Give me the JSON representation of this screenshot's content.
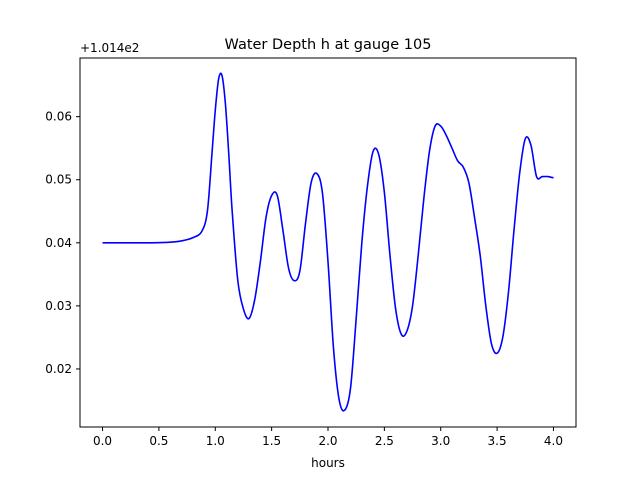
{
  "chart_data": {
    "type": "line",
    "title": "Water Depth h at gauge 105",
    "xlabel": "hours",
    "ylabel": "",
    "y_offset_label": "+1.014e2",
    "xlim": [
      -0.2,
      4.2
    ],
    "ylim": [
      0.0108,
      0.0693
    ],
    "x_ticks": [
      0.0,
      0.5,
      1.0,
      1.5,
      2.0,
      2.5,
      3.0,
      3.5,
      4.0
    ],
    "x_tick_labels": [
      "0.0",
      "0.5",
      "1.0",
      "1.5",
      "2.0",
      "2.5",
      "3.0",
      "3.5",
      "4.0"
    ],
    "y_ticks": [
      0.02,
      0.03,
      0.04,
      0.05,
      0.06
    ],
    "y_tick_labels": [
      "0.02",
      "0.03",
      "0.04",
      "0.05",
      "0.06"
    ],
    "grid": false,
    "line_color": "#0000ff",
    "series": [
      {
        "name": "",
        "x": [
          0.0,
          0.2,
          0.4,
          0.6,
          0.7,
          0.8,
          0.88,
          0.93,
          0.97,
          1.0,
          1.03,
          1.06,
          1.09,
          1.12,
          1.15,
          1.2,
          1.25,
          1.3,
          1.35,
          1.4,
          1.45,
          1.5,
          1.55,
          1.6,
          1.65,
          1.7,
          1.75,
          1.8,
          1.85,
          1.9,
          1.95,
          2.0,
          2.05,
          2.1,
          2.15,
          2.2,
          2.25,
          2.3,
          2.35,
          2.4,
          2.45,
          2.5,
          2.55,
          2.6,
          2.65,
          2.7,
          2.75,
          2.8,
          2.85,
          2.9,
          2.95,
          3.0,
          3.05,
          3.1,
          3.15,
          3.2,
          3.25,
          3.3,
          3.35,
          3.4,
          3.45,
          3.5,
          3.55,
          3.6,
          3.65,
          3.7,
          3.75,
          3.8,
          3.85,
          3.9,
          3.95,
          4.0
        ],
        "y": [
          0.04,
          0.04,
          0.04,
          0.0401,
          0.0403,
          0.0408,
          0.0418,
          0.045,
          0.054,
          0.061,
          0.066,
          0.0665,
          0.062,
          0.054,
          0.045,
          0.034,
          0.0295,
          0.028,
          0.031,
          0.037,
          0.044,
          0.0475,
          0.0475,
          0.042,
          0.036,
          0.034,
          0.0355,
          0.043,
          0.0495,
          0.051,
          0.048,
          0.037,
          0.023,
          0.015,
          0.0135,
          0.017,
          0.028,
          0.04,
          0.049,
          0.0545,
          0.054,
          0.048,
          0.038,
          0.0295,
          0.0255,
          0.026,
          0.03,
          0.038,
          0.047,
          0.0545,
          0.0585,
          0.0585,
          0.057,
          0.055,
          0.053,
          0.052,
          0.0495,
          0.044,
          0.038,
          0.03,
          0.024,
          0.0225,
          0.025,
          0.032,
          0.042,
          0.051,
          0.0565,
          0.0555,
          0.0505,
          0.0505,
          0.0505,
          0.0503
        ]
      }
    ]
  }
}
★ ★ ★
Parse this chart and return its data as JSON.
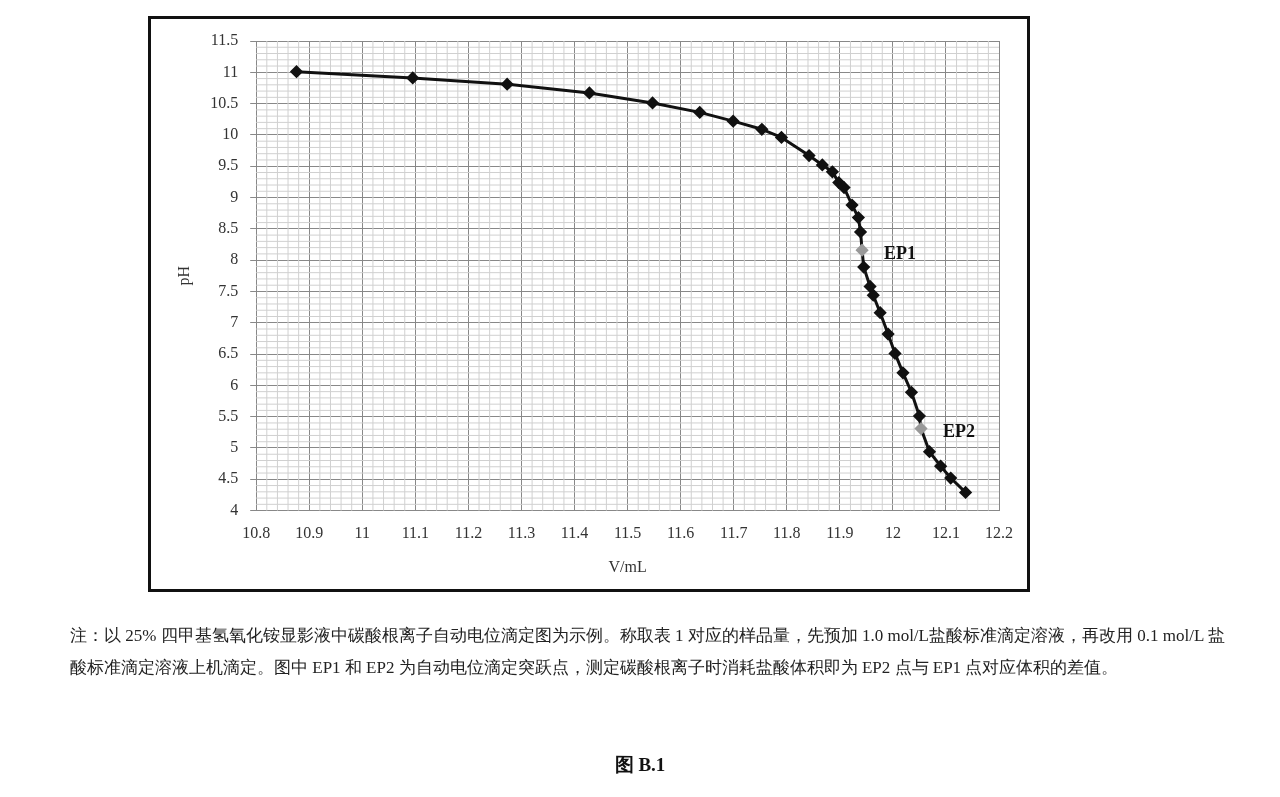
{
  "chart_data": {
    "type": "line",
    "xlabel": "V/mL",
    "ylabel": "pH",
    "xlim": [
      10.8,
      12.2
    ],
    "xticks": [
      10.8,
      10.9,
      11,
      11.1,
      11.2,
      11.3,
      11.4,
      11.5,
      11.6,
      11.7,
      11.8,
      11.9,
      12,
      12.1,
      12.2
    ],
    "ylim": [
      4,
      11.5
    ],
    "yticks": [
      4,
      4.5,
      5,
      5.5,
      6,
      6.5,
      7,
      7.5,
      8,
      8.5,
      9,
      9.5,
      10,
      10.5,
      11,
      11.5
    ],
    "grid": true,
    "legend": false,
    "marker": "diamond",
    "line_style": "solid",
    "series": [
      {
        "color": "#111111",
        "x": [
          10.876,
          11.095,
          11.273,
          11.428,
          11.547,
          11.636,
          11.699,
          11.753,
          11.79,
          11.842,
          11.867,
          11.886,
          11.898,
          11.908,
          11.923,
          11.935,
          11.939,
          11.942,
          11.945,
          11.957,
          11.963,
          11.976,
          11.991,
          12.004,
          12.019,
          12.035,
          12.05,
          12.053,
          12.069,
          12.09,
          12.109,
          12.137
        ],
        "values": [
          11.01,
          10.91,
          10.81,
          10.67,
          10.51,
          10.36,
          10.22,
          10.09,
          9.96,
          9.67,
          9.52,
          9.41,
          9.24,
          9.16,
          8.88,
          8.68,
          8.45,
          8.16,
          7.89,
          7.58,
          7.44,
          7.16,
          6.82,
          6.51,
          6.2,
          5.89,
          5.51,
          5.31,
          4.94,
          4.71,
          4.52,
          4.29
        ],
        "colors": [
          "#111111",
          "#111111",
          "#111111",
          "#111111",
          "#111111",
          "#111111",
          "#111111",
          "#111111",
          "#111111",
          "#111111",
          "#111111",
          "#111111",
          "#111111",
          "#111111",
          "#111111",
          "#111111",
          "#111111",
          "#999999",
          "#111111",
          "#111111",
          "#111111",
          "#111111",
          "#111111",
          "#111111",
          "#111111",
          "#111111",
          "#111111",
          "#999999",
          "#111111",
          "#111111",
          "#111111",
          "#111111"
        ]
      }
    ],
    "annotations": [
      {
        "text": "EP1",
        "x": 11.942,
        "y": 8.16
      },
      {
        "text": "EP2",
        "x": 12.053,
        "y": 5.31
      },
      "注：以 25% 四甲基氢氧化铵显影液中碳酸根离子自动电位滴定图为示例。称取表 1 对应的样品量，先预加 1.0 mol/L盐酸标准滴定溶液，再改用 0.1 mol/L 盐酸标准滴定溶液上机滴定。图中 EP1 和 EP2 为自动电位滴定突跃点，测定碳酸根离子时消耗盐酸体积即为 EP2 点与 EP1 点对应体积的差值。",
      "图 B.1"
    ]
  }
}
★ ★ ★
_To do_
Read the data above. Pull out each line in which the string "JSON" appears.

_Answer for the task_
Give me the JSON representation of this screenshot's content.
Parse this chart and return its data as JSON.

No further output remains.